Stated exercise
Repeat the whole listing exactly as written.

>> Start

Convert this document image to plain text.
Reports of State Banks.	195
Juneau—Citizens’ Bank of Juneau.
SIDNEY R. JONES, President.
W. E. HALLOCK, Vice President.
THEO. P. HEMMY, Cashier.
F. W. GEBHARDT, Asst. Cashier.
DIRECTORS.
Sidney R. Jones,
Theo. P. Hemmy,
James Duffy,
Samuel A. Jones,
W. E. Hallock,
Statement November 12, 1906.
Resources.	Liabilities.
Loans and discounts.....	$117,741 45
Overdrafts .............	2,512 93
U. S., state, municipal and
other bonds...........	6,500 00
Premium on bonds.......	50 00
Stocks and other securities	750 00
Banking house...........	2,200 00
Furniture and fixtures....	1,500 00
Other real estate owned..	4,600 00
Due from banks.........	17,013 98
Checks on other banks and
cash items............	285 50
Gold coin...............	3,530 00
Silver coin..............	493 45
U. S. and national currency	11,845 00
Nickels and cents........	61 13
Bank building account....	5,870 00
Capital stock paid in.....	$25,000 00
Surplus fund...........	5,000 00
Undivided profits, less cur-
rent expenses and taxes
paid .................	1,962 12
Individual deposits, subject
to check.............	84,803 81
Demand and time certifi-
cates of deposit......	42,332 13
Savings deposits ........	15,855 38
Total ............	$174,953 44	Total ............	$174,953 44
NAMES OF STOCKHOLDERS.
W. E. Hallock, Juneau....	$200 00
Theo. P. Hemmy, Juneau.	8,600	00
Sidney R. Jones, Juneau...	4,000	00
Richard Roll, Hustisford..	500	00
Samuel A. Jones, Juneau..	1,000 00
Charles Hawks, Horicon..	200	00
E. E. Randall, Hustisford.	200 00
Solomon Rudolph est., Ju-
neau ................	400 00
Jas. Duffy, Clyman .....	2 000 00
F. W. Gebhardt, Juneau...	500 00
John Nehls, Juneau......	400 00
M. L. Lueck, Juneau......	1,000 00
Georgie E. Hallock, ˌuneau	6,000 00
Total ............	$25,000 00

>> End

Written answer
Convert this document image to plain text.
Reports of State Banks.	195
Juneau—Citizens’ Bank of Juneau.
SIDNEY R. JONES, President.
W. E. HALLOCK, Vice President.
THEO. P. HEMMY, Cashier.
F. W. GEBHARDT, Asst. Cashier.
DIRECTORS.
Sidney R. Jones,
Theo. P. Hemmy,
James Duffy,
Samuel A. Jones,
W. E. Hallock,
Statement November 12, 1906.
Resources.	Liabilities.
Loans and discounts.....	$117,741 45
Overdrafts .............	2,512 93
U. S., state, municipal and
other bonds...........	6,500 00
Premium on bonds.......	50 00
Stocks and other securities	750 00
Banking house...........	2,200 00
Furniture and fixtures....	1,500 00
Other real estate owned..	4,600 00
Due from banks.........	17,013 98
Checks on other banks and
cash items............	285 50
Gold coin...............	3,530 00
Silver coin..............	493 45
U. S. and national currency	11,845 00
Nickels and cents........	61 13
Bank building account....	5,870 00
Capital stock paid in.....	$25,000 00
Surplus fund...........	5,000 00
Undivided profits, less cur-
rent expenses and taxes
paid .................	1,962 12
Individual deposits, subject
to check.............	84,803 81
Demand and time certifi-
cates of deposit......	42,332 13
Savings deposits ........	15,855 38
Total ............	$174,953 44	Total ............	$174,953 44
NAMES OF STOCKHOLDERS.
W. E. Hallock, Juneau....	$200 00
Theo. P. Hemmy, Juneau.	8,600	00
Sidney R. Jones, Juneau...	4,000	00
Richard Roll, Hustisford..	500	00
Samuel A. Jones, Juneau..	1,000 00
Charles Hawks, Horicon..	200	00
E. E. Randall, Hustisford.	200 00
Solomon Rudolph est., Ju-
neau ................	400 00
Jas. Duffy, Clyman .....	2 000 00
F. W. Gebhardt, Juneau...	500 00
John Nehls, Juneau......	400 00
M. L. Lueck, Juneau......	1,000 00
Georgie E. Hallock, ˌuneau	6,000 00
Total ............	$25,000 00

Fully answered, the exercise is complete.